══ RECORD EXTRACTS ══

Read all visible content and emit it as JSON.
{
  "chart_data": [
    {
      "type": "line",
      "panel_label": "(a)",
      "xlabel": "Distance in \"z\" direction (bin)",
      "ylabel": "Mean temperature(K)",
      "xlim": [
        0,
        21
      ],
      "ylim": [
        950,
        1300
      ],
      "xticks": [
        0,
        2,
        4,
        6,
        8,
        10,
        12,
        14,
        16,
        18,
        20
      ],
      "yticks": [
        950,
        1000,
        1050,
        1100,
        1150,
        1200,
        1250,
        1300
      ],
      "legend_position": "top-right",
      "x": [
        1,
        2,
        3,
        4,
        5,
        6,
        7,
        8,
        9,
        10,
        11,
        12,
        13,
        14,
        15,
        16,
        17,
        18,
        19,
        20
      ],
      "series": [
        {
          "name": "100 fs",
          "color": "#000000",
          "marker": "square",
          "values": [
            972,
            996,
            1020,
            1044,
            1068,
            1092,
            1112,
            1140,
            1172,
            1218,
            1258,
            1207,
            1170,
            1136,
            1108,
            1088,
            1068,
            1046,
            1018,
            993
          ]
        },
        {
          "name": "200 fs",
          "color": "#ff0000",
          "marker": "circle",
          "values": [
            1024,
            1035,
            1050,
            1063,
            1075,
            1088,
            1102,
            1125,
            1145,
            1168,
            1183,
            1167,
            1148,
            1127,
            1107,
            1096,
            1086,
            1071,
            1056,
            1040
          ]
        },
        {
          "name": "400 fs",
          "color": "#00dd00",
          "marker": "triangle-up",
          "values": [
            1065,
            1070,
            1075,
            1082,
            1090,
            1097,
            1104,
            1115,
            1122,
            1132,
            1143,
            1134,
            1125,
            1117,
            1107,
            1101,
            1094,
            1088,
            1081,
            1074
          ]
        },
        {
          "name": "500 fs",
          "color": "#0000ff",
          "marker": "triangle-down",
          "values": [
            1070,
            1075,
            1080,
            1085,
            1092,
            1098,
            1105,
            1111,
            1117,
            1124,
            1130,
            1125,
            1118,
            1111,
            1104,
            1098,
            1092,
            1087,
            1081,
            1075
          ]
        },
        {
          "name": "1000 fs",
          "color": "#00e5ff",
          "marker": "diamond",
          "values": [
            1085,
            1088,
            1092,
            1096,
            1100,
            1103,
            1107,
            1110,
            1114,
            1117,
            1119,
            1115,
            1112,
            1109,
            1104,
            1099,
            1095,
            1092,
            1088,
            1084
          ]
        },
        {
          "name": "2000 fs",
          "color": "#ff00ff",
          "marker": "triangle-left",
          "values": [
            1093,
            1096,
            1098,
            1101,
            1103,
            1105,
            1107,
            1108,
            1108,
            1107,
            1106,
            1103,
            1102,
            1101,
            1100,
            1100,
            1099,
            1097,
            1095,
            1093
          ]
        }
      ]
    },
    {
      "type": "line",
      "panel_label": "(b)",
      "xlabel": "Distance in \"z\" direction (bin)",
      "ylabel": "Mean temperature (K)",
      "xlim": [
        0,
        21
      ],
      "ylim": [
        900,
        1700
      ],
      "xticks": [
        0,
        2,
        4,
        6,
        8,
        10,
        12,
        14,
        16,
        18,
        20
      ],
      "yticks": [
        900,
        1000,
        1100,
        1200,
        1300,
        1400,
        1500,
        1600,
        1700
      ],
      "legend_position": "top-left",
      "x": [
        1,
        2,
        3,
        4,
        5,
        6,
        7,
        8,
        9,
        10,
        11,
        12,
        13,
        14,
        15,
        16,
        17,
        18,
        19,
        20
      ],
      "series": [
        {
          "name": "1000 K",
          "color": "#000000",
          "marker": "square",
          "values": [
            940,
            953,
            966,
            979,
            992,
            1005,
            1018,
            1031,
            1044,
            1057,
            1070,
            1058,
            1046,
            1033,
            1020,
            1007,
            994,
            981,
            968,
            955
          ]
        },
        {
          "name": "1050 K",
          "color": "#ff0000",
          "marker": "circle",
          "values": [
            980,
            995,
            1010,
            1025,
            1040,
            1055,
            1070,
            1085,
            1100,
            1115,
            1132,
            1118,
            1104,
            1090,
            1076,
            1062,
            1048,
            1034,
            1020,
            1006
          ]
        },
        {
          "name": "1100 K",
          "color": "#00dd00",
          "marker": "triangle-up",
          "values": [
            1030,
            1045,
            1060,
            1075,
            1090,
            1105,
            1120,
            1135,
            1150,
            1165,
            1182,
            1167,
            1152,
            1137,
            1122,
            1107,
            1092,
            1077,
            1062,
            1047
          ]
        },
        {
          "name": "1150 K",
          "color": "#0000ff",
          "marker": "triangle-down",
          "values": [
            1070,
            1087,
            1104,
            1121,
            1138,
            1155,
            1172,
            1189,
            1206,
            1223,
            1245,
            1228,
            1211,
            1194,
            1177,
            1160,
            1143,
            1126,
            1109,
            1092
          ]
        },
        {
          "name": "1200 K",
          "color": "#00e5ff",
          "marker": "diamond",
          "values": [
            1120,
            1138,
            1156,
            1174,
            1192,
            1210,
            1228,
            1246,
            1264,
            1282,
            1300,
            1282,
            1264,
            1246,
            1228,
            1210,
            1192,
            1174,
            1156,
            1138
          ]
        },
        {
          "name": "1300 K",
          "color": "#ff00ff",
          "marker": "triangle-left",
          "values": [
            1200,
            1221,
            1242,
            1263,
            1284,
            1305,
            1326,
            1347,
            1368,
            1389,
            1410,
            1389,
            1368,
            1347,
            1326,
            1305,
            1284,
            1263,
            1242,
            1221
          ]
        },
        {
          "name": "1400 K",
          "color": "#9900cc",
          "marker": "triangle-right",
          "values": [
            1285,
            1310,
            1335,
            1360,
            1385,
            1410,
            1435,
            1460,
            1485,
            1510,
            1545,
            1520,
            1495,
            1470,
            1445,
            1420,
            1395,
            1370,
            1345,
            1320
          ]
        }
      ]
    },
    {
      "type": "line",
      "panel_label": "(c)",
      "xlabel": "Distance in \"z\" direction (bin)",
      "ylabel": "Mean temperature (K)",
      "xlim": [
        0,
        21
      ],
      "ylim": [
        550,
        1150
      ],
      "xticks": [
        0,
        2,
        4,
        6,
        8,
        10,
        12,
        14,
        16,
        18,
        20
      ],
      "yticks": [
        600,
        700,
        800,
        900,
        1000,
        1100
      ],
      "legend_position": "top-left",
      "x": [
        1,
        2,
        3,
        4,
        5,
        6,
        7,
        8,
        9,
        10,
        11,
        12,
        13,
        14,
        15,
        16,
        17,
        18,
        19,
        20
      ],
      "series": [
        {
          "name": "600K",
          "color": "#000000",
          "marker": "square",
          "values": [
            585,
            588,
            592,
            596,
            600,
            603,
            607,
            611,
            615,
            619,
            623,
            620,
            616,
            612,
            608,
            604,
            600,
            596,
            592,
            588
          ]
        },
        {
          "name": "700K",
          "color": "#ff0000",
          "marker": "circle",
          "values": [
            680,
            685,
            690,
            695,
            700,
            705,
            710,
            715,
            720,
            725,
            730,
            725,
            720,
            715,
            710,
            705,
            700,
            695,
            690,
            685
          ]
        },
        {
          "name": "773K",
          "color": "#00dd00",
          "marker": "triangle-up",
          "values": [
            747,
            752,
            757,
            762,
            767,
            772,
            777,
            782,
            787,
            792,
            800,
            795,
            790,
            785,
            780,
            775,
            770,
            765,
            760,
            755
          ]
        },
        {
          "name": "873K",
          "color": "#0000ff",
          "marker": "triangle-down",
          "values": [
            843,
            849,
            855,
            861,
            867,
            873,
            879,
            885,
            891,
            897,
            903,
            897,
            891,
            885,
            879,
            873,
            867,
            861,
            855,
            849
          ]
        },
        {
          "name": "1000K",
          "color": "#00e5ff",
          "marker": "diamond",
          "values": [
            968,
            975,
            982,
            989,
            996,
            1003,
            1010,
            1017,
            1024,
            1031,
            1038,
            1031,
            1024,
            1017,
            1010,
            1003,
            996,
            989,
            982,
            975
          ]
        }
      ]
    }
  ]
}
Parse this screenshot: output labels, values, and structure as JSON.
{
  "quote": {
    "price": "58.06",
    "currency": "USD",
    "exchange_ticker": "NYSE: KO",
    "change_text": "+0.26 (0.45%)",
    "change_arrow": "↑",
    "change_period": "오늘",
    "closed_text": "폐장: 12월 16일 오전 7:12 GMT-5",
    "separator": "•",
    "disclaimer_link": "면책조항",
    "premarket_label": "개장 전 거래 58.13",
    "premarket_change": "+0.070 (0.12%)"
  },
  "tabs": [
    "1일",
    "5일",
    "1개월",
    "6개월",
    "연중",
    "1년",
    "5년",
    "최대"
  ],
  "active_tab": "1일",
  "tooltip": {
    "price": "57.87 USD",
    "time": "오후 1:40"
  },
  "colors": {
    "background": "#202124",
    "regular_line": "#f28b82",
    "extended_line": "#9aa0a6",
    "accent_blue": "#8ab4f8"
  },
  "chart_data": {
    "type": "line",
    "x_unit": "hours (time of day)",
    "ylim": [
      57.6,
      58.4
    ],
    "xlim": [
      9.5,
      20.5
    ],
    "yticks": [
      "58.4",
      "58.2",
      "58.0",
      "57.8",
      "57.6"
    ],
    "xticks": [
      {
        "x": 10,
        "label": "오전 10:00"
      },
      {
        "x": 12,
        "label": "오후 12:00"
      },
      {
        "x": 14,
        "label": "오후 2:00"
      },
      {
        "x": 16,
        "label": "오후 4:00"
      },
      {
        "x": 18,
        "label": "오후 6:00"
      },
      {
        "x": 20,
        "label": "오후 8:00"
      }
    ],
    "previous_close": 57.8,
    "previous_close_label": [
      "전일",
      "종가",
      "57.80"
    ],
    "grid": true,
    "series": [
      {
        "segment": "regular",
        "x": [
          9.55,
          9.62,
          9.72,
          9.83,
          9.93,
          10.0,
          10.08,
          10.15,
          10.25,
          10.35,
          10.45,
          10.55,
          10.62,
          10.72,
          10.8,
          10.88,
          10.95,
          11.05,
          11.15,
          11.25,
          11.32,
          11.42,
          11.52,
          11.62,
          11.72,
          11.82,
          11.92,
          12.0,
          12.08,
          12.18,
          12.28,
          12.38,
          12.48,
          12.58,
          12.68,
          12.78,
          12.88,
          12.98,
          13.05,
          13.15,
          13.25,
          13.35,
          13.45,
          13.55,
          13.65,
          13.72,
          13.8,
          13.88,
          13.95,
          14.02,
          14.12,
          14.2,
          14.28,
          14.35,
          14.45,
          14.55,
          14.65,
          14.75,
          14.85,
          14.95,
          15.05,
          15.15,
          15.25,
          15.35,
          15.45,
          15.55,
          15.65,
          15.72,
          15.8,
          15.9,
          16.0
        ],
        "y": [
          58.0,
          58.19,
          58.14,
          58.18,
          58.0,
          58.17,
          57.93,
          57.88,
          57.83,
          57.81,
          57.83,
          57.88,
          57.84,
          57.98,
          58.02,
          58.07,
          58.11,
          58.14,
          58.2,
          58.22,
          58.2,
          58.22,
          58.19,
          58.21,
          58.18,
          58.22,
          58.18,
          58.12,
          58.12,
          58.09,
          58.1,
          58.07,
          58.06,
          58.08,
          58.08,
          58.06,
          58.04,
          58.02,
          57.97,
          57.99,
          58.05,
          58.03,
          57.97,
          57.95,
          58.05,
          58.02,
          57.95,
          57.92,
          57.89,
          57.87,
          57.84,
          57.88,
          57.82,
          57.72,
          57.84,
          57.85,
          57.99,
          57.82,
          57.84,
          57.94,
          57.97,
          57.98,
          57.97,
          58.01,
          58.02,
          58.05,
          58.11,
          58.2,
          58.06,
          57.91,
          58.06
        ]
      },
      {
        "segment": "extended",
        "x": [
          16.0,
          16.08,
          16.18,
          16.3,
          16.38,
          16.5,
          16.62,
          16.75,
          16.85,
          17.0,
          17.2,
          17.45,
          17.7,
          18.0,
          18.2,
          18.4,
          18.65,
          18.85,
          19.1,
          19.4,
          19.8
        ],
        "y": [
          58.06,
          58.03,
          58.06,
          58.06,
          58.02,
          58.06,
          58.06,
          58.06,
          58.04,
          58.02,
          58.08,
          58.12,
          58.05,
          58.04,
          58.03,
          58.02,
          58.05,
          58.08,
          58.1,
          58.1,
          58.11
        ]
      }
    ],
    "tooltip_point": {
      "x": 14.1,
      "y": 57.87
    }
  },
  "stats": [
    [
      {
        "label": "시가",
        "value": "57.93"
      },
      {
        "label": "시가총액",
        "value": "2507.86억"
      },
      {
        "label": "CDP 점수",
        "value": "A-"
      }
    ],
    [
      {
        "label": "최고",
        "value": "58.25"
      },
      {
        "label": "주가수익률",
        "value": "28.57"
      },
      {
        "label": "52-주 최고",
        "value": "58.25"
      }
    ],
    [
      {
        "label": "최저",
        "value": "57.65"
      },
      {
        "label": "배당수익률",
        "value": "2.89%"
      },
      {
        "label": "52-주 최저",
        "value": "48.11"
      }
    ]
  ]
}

═══

PROBLEM DESCRIPTION – Identify and copy lines that hold the string "JSON".

ANSWER FOR THIS EXERCISE –
Read all visible content and emit it as JSON.
Parse this screenshot: output labels, values, and structure as JSON.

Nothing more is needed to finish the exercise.